Goal of the exercise
Only a number is required: how many lines of the material contain the word "системы"?
--- START OF Input for this task ---
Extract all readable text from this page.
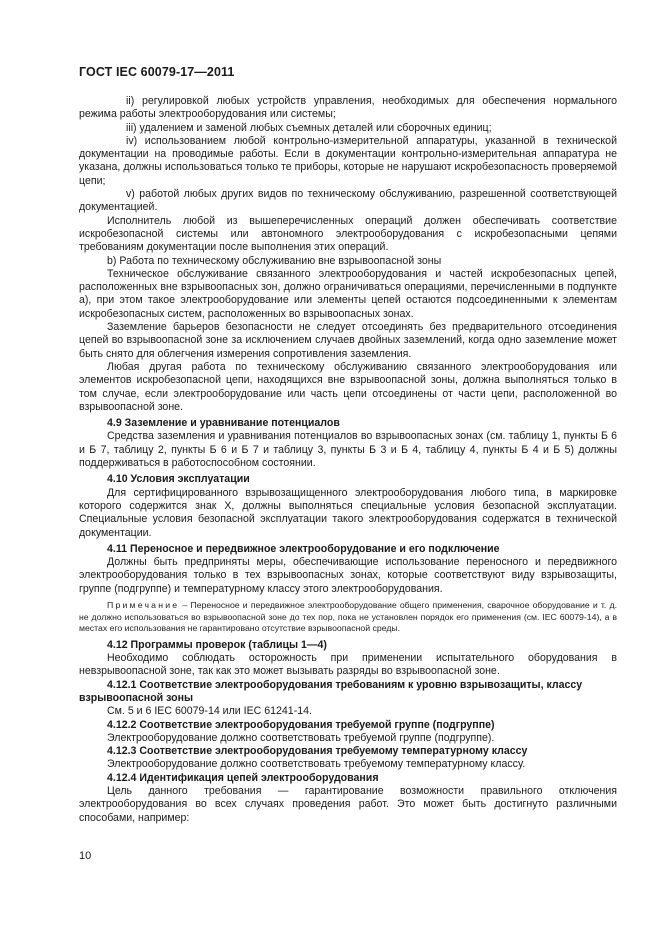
ГОСТ IEC 60079-17—2011

ii) регулировкой любых устройств управления, необходимых для обеспечения нормального режима работы электрооборудования или системы;

iii) удалением и заменой любых съемных деталей или сборочных единиц;

iv) использованием любой контрольно-измерительной аппаратуры, указанной в технической документации на проводимые работы. Если в документации контрольно-измерительная аппаратура не указана, должны использоваться только те приборы, которые не нарушают искробезопасность проверяемой цепи;

v) работой любых других видов по техническому обслуживанию, разрешенной соответствующей документацией.

Исполнитель любой из вышеперечисленных операций должен обеспечивать соответствие искробезопасной системы или автономного электрооборудования с искробезопасными цепями требованиям документации после выполнения этих операций.

b) Работа по техническому обслуживанию вне взрывоопасной зоны

Техническое обслуживание связанного электрооборудования и частей искробезопасных цепей, расположенных вне взрывоопасных зон, должно ограничиваться операциями, перечисленными в подпункте а), при этом такое электрооборудование или элементы цепей остаются подсоединенными к элементам искробезопасных систем, расположенных во взрывоопасных зонах.

Заземление барьеров безопасности не следует отсоединять без предварительного отсоединения цепей во взрывоопасной зоне за исключением случаев двойных заземлений, когда одно заземление может быть снято для облегчения измерения сопротивления заземления.

Любая другая работа по техническому обслуживанию связанного электрооборудования или элементов искробезопасной цепи, находящихся вне взрывоопасной зоны, должна выполняться только в том случае, если электрооборудование или часть цепи отсоединены от части цепи, расположенной во взрывоопасной зоне.

4.9 Заземление и уравнивание потенциалов

Средства заземления и уравнивания потенциалов во взрывоопасных зонах (см. таблицу 1, пункты Б 6 и Б 7, таблицу 2, пункты Б 6 и Б 7 и таблицу 3, пункты Б 3 и Б 4, таблицу 4, пункты Б 4 и Б 5) должны поддерживаться в работоспособном состоянии.

4.10 Условия эксплуатации

Для сертифицированного взрывозащищенного электрооборудования любого типа, в маркировке которого содержится знак X, должны выполняться специальные условия безопасной эксплуатации. Специальные условия безопасной эксплуатации такого электрооборудования содержатся в технической документации.

4.11 Переносное и передвижное электрооборудование и его подключение

Должны быть предприняты меры, обеспечивающие использование переносного и передвижного электрооборудования только в тех взрывоопасных зонах, которые соответствуют виду взрывозащиты, группе (подгруппе) и температурному классу этого электрооборудования.

Примечание – Переносное и передвижное электрооборудование общего применения, сварочное оборудование и т. д. не должно использоваться во взрывоопасной зоне до тех пор, пока не установлен порядок его применения (см. IEC 60079-14), а в местах его использования не гарантировано отсутствие взрывоопасной среды.

4.12 Программы проверок (таблицы 1—4)

Необходимо соблюдать осторожность при применении испытательного оборудования в невзрывоопасной зоне, так как это может вызывать разряды во взрывоопасной зоне.

4.12.1 Соответствие электрооборудования требованиям к уровню взрывозащиты, классу взрывоопасной зоны

См. 5 и 6 IEC 60079-14 или IEC 61241-14.

4.12.2 Соответствие электрооборудования требуемой группе (подгруппе)

Электрооборудование должно соответствовать требуемой группе (подгруппе).

4.12.3 Соответствие электрооборудования требуемому температурному классу

Электрооборудование должно соответствовать требуемому температурному классу.

4.12.4 Идентификация цепей электрооборудования

Цель данного требования — гарантирование возможности правильного отключения электрооборудования во всех случаях проведения работ. Это может быть достигнуто различными способами, например:

10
--- END OF Input for this task ---
Output below
2